**TASK TO COMPLETE:** Print all the records exactly, please.

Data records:
━━━━━━━━━━

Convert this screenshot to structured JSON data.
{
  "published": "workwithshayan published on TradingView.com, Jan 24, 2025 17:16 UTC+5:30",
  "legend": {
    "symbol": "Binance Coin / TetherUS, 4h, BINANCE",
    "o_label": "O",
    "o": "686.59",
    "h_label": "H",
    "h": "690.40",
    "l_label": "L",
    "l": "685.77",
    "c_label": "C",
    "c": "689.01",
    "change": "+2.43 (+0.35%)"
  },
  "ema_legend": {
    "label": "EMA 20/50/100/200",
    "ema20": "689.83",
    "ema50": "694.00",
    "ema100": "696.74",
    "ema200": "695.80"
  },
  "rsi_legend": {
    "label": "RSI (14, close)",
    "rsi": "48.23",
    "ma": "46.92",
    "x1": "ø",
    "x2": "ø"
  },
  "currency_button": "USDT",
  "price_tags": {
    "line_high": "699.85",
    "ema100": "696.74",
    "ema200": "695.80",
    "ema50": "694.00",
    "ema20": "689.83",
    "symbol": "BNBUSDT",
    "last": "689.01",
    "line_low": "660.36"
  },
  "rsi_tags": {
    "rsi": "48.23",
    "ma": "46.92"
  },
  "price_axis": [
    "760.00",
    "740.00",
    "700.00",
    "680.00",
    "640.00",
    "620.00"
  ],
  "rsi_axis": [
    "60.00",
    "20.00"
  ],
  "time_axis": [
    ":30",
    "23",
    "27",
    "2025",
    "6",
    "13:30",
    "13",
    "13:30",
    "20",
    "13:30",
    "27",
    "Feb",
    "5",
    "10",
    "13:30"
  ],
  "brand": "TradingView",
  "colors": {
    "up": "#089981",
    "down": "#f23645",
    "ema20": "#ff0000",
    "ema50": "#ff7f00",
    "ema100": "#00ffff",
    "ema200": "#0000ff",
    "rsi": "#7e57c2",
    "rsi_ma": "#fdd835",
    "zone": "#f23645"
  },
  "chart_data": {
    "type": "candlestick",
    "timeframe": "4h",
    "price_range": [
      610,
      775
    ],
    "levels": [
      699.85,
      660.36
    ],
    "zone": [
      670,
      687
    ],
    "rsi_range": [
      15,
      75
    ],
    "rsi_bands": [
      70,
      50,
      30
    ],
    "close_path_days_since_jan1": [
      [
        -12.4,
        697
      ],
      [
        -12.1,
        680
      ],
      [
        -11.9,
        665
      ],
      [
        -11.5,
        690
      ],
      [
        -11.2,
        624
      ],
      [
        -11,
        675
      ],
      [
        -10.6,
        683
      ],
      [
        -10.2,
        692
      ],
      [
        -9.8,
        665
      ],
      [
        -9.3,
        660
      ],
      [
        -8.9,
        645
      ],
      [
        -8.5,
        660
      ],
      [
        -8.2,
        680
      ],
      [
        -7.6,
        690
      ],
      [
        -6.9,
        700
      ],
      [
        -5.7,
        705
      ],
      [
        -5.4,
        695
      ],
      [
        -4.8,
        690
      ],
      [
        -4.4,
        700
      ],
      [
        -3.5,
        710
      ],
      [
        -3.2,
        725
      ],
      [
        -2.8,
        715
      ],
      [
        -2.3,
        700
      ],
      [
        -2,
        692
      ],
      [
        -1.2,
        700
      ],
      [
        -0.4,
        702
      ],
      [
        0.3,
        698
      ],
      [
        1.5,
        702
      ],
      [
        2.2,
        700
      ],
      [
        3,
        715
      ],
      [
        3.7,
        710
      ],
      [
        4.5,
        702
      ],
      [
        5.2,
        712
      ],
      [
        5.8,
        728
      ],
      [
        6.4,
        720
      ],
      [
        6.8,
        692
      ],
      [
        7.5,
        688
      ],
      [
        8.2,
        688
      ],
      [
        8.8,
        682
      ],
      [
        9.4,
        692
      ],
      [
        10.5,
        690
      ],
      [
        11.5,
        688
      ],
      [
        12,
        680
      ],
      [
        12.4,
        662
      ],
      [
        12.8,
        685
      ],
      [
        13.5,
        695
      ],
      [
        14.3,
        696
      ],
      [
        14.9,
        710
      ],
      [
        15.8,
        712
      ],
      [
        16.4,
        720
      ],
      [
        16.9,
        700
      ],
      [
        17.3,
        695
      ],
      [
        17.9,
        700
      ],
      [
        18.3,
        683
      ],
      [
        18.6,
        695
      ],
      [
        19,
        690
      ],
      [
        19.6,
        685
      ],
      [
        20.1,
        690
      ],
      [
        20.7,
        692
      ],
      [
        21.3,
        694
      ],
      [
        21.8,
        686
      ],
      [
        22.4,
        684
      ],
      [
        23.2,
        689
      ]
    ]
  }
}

━━━━━━━━━━

**WRITTEN SOLUTION:**
Convert this screenshot to structured JSON data.
{
  "published": "workwithshayan published on TradingView.com, Jan 24, 2025 17:16 UTC+5:30",
  "legend": {
    "symbol": "Binance Coin / TetherUS, 4h, BINANCE",
    "o_label": "O",
    "o": "686.59",
    "h_label": "H",
    "h": "690.40",
    "l_label": "L",
    "l": "685.77",
    "c_label": "C",
    "c": "689.01",
    "change": "+2.43 (+0.35%)"
  },
  "ema_legend": {
    "label": "EMA 20/50/100/200",
    "ema20": "689.83",
    "ema50": "694.00",
    "ema100": "696.74",
    "ema200": "695.80"
  },
  "rsi_legend": {
    "label": "RSI (14, close)",
    "rsi": "48.23",
    "ma": "46.92",
    "x1": "ø",
    "x2": "ø"
  },
  "currency_button": "USDT",
  "price_tags": {
    "line_high": "699.85",
    "ema100": "696.74",
    "ema200": "695.80",
    "ema50": "694.00",
    "ema20": "689.83",
    "symbol": "BNBUSDT",
    "last": "689.01",
    "line_low": "660.36"
  },
  "rsi_tags": {
    "rsi": "48.23",
    "ma": "46.92"
  },
  "price_axis": [
    "760.00",
    "740.00",
    "700.00",
    "680.00",
    "640.00",
    "620.00"
  ],
  "rsi_axis": [
    "60.00",
    "20.00"
  ],
  "time_axis": [
    ":30",
    "23",
    "27",
    "2025",
    "6",
    "13:30",
    "13",
    "13:30",
    "20",
    "13:30",
    "27",
    "Feb",
    "5",
    "10",
    "13:30"
  ],
  "brand": "TradingView",
  "colors": {
    "up": "#089981",
    "down": "#f23645",
    "ema20": "#ff0000",
    "ema50": "#ff7f00",
    "ema100": "#00ffff",
    "ema200": "#0000ff",
    "rsi": "#7e57c2",
    "rsi_ma": "#fdd835",
    "zone": "#f23645"
  },
  "chart_data": {
    "type": "candlestick",
    "timeframe": "4h",
    "price_range": [
      610,
      775
    ],
    "levels": [
      699.85,
      660.36
    ],
    "zone": [
      670,
      687
    ],
    "rsi_range": [
      15,
      75
    ],
    "rsi_bands": [
      70,
      50,
      30
    ],
    "close_path_days_since_jan1": [
      [
        -12.4,
        697
      ],
      [
        -12.1,
        680
      ],
      [
        -11.9,
        665
      ],
      [
        -11.5,
        690
      ],
      [
        -11.2,
        624
      ],
      [
        -11,
        675
      ],
      [
        -10.6,
        683
      ],
      [
        -10.2,
        692
      ],
      [
        -9.8,
        665
      ],
      [
        -9.3,
        660
      ],
      [
        -8.9,
        645
      ],
      [
        -8.5,
        660
      ],
      [
        -8.2,
        680
      ],
      [
        -7.6,
        690
      ],
      [
        -6.9,
        700
      ],
      [
        -5.7,
        705
      ],
      [
        -5.4,
        695
      ],
      [
        -4.8,
        690
      ],
      [
        -4.4,
        700
      ],
      [
        -3.5,
        710
      ],
      [
        -3.2,
        725
      ],
      [
        -2.8,
        715
      ],
      [
        -2.3,
        700
      ],
      [
        -2,
        692
      ],
      [
        -1.2,
        700
      ],
      [
        -0.4,
        702
      ],
      [
        0.3,
        698
      ],
      [
        1.5,
        702
      ],
      [
        2.2,
        700
      ],
      [
        3,
        715
      ],
      [
        3.7,
        710
      ],
      [
        4.5,
        702
      ],
      [
        5.2,
        712
      ],
      [
        5.8,
        728
      ],
      [
        6.4,
        720
      ],
      [
        6.8,
        692
      ],
      [
        7.5,
        688
      ],
      [
        8.2,
        688
      ],
      [
        8.8,
        682
      ],
      [
        9.4,
        692
      ],
      [
        10.5,
        690
      ],
      [
        11.5,
        688
      ],
      [
        12,
        680
      ],
      [
        12.4,
        662
      ],
      [
        12.8,
        685
      ],
      [
        13.5,
        695
      ],
      [
        14.3,
        696
      ],
      [
        14.9,
        710
      ],
      [
        15.8,
        712
      ],
      [
        16.4,
        720
      ],
      [
        16.9,
        700
      ],
      [
        17.3,
        695
      ],
      [
        17.9,
        700
      ],
      [
        18.3,
        683
      ],
      [
        18.6,
        695
      ],
      [
        19,
        690
      ],
      [
        19.6,
        685
      ],
      [
        20.1,
        690
      ],
      [
        20.7,
        692
      ],
      [
        21.3,
        694
      ],
      [
        21.8,
        686
      ],
      [
        22.4,
        684
      ],
      [
        23.2,
        689
      ]
    ]
  }
}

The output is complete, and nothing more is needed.